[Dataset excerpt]
-------

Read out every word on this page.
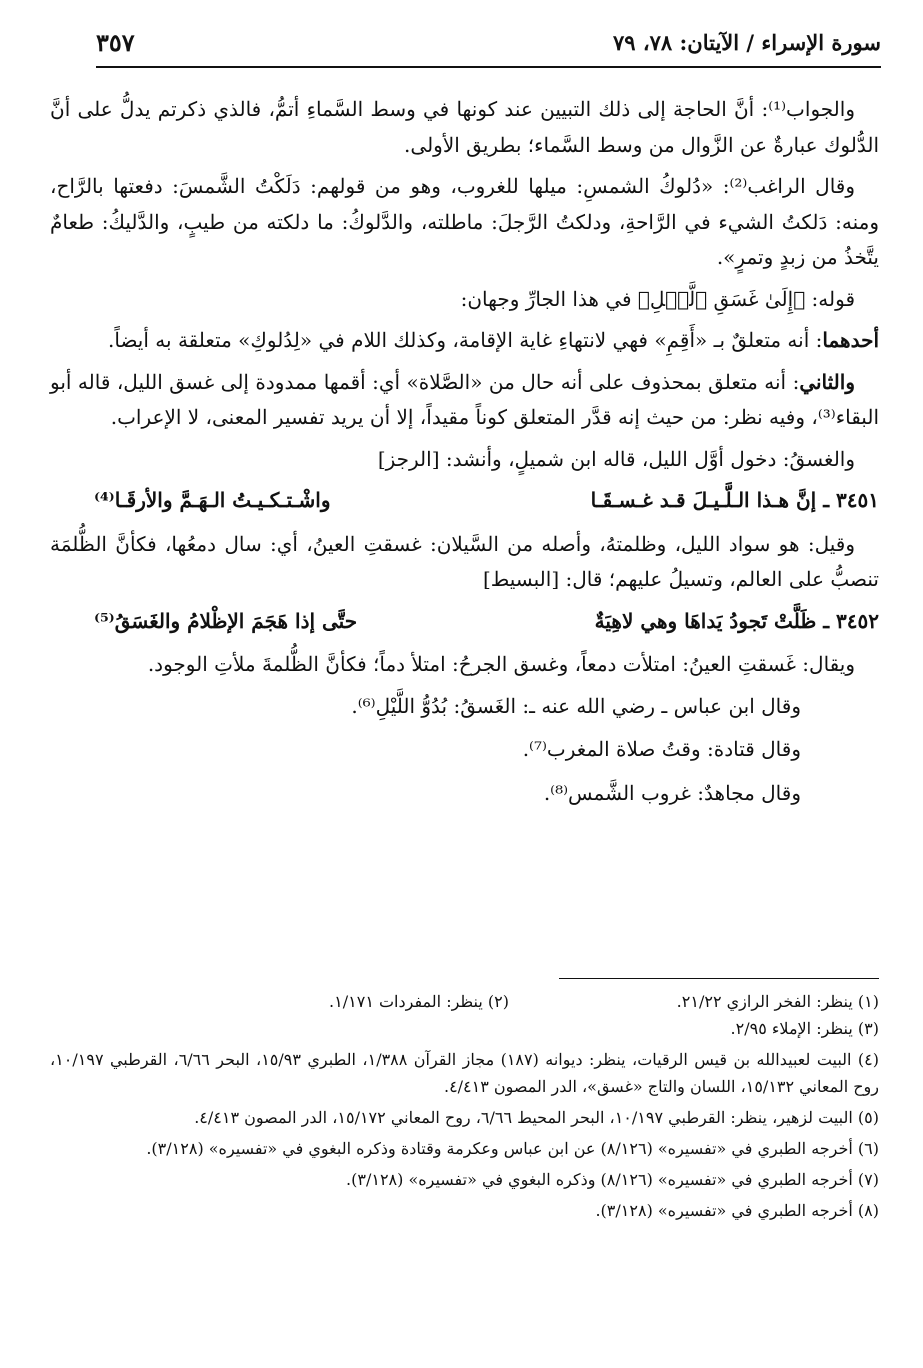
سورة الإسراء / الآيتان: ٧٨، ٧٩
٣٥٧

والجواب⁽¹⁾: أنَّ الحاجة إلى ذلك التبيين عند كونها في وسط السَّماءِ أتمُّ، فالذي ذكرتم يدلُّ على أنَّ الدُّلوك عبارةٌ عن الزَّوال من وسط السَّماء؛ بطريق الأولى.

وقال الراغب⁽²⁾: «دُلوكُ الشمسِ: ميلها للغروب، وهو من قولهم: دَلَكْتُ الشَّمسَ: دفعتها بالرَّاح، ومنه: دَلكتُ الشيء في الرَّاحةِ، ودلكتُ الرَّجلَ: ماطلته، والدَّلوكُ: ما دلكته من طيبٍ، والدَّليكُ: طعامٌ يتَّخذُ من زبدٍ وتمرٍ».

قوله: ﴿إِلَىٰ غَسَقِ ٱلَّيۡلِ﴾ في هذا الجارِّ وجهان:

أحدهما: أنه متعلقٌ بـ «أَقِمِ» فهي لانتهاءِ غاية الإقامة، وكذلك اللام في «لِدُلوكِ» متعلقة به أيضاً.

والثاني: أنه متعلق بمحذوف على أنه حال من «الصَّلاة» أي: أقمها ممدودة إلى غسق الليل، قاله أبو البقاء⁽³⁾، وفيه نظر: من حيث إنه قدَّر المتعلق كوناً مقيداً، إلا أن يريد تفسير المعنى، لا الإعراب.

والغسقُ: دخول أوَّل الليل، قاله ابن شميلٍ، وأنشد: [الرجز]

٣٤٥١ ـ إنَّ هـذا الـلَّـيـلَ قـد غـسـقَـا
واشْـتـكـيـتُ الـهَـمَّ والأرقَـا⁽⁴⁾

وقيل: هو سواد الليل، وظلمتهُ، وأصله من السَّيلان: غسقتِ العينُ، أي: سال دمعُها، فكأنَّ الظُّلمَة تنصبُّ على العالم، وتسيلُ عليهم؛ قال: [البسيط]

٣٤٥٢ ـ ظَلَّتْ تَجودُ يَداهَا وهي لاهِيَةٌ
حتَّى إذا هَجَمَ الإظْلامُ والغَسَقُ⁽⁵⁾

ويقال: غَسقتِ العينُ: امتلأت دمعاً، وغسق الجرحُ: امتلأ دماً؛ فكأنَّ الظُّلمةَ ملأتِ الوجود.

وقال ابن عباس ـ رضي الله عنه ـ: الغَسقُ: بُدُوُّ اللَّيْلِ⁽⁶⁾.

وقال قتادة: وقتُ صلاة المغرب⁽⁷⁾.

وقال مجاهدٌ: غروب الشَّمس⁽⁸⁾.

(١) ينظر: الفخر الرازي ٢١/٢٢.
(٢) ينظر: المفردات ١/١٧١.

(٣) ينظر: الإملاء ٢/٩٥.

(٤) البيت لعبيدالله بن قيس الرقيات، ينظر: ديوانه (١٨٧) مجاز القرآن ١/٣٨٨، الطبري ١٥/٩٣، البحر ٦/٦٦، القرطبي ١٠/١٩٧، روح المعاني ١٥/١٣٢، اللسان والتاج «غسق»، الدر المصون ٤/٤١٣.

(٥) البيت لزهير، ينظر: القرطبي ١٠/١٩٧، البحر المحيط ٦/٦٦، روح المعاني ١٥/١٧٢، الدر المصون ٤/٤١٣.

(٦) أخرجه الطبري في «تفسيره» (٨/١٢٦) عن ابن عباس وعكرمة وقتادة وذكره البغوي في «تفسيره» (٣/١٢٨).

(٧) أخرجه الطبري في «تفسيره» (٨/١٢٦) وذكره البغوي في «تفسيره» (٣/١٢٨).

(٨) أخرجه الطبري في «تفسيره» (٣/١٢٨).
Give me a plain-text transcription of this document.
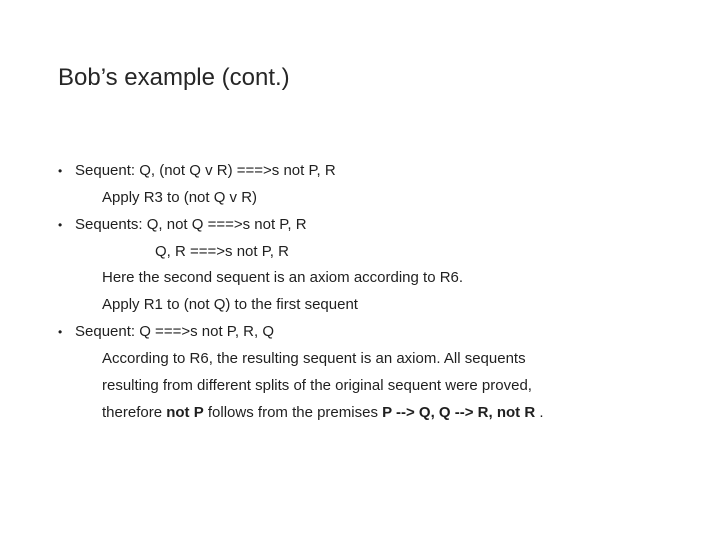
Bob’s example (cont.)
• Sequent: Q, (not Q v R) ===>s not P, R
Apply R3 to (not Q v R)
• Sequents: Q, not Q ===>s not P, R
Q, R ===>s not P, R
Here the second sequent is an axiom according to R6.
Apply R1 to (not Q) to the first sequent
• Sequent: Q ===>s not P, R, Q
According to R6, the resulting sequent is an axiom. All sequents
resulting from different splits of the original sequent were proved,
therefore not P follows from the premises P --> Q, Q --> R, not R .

-------

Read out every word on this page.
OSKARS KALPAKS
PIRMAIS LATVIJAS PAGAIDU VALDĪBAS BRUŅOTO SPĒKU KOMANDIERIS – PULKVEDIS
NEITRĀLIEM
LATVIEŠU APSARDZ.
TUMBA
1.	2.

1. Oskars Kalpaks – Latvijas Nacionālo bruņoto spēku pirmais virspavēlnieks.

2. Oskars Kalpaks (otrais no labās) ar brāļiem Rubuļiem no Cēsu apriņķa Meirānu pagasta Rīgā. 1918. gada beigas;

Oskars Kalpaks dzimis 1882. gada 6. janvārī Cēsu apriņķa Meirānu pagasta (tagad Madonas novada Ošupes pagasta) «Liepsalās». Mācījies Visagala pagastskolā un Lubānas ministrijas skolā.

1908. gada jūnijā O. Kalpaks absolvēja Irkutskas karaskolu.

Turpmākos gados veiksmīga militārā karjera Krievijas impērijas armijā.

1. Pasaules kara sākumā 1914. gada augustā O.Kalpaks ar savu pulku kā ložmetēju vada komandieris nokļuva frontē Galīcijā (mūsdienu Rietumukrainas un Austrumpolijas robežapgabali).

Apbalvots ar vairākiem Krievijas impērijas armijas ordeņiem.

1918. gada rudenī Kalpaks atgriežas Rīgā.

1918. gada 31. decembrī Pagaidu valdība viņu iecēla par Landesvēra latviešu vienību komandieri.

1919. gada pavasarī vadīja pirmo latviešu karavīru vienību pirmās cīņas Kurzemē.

-------

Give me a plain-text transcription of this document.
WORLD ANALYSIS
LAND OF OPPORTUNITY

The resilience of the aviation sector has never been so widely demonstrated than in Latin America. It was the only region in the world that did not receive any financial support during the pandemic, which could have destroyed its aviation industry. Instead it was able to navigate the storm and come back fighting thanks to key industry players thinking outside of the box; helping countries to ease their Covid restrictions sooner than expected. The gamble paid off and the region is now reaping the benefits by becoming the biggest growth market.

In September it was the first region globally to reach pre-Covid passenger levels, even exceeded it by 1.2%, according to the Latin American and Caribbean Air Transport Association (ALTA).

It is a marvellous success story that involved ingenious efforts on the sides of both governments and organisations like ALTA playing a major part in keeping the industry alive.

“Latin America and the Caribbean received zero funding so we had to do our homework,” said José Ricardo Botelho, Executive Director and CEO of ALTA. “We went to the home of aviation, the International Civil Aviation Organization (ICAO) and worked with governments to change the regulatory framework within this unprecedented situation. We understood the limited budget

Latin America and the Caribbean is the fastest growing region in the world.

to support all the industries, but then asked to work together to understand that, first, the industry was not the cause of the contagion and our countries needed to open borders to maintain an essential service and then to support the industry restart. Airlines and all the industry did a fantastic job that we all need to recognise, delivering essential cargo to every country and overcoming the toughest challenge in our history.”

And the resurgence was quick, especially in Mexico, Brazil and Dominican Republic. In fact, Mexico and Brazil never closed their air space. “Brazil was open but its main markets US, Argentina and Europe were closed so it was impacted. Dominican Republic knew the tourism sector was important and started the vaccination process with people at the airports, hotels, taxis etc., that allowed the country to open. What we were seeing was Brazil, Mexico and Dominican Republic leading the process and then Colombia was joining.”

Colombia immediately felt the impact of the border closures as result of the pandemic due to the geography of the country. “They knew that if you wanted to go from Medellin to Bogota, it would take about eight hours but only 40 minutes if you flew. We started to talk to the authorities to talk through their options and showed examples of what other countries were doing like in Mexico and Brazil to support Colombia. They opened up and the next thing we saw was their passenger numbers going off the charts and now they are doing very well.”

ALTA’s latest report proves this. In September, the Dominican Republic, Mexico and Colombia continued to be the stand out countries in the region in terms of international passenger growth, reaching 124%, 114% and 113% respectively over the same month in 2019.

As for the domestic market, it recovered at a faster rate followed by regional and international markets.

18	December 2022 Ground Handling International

-------

| Your task |
Gather up the lines that contain the word "قاله".

| Solution below |
والثاني: أنه متعلق بمحذوف على أنه حال من «الصَّلاة» أي: أقمها ممدودة إلى غسق الليل، قاله أبو البقاء⁽³⁾، وفيه نظر: من حيث إنه قدَّر المتعلق كوناً مقيداً، إلا أن يريد تفسير المعنى، لا الإعراب.
والغسقُ: دخول أوَّل الليل، قاله ابن شميلٍ، وأنشد: [الرجز]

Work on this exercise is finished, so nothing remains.